++++ LISTED RECORDS
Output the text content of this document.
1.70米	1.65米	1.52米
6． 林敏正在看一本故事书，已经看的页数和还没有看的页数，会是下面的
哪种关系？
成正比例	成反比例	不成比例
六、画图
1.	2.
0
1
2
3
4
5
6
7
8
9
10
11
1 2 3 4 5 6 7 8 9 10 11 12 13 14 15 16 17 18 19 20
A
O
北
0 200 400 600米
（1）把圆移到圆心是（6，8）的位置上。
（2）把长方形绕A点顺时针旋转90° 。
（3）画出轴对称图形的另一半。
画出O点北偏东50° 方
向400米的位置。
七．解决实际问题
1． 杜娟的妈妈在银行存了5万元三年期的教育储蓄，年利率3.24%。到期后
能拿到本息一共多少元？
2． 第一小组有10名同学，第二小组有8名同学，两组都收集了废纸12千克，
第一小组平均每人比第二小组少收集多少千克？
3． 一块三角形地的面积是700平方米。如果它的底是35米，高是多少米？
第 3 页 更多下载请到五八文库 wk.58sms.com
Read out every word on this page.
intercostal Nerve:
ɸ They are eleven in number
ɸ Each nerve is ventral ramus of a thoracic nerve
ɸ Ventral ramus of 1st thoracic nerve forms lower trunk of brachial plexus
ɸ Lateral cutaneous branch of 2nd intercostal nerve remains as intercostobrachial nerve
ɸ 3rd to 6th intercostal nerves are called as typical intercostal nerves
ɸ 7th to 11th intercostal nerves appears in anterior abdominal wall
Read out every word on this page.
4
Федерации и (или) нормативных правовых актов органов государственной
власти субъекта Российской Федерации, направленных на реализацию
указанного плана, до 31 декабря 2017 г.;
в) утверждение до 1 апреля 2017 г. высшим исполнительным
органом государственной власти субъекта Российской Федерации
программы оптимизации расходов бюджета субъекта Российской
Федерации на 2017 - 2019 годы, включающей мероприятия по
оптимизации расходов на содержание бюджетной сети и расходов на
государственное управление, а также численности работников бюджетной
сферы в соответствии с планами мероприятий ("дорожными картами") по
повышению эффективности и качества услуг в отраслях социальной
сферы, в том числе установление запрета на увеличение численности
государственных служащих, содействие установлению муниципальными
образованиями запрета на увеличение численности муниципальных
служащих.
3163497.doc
++++++++
• [TASK TO CARRY OUT]:
Transcribe every entry exactly, omitting nothing.

• [EXERCISE OUTPUT]:
Output the text content of this document.
1.70米	1.65米	1.52米
6． 林敏正在看一本故事书，已经看的页数和还没有看的页数，会是下面的
哪种关系？
成正比例	成反比例	不成比例
六、画图
1.	2.
0
1
2
3
4
5
6
7
8
9
10
11
1 2 3 4 5 6 7 8 9 10 11 12 13 14 15 16 17 18 19 20
A
O
北
0 200 400 600米
（1）把圆移到圆心是（6，8）的位置上。
（2）把长方形绕A点顺时针旋转90° 。
（3）画出轴对称图形的另一半。
画出O点北偏东50° 方
向400米的位置。
七．解决实际问题
1． 杜娟的妈妈在银行存了5万元三年期的教育储蓄，年利率3.24%。到期后
能拿到本息一共多少元？
2． 第一小组有10名同学，第二小组有8名同学，两组都收集了废纸12千克，
第一小组平均每人比第二小组少收集多少千克？
3． 一块三角形地的面积是700平方米。如果它的底是35米，高是多少米？
第 3 页 更多下载请到五八文库 wk.58sms.com
Read out every word on this page.
intercostal Nerve:
ɸ They are eleven in number
ɸ Each nerve is ventral ramus of a thoracic nerve
ɸ Ventral ramus of 1st thoracic nerve forms lower trunk of brachial plexus
ɸ Lateral cutaneous branch of 2nd intercostal nerve remains as intercostobrachial nerve
ɸ 3rd to 6th intercostal nerves are called as typical intercostal nerves
ɸ 7th to 11th intercostal nerves appears in anterior abdominal wall
Read out every word on this page.
4
Федерации и (или) нормативных правовых актов органов государственной
власти субъекта Российской Федерации, направленных на реализацию
указанного плана, до 31 декабря 2017 г.;
в) утверждение до 1 апреля 2017 г. высшим исполнительным
органом государственной власти субъекта Российской Федерации
программы оптимизации расходов бюджета субъекта Российской
Федерации на 2017 - 2019 годы, включающей мероприятия по
оптимизации расходов на содержание бюджетной сети и расходов на
государственное управление, а также численности работников бюджетной
сферы в соответствии с планами мероприятий ("дорожными картами") по
повышению эффективности и качества услуг в отраслях социальной
сферы, в том числе установление запрета на увеличение численности
государственных служащих, содействие установлению муниципальными
образованиями запрета на увеличение численности муниципальных
служащих.
3163497.doc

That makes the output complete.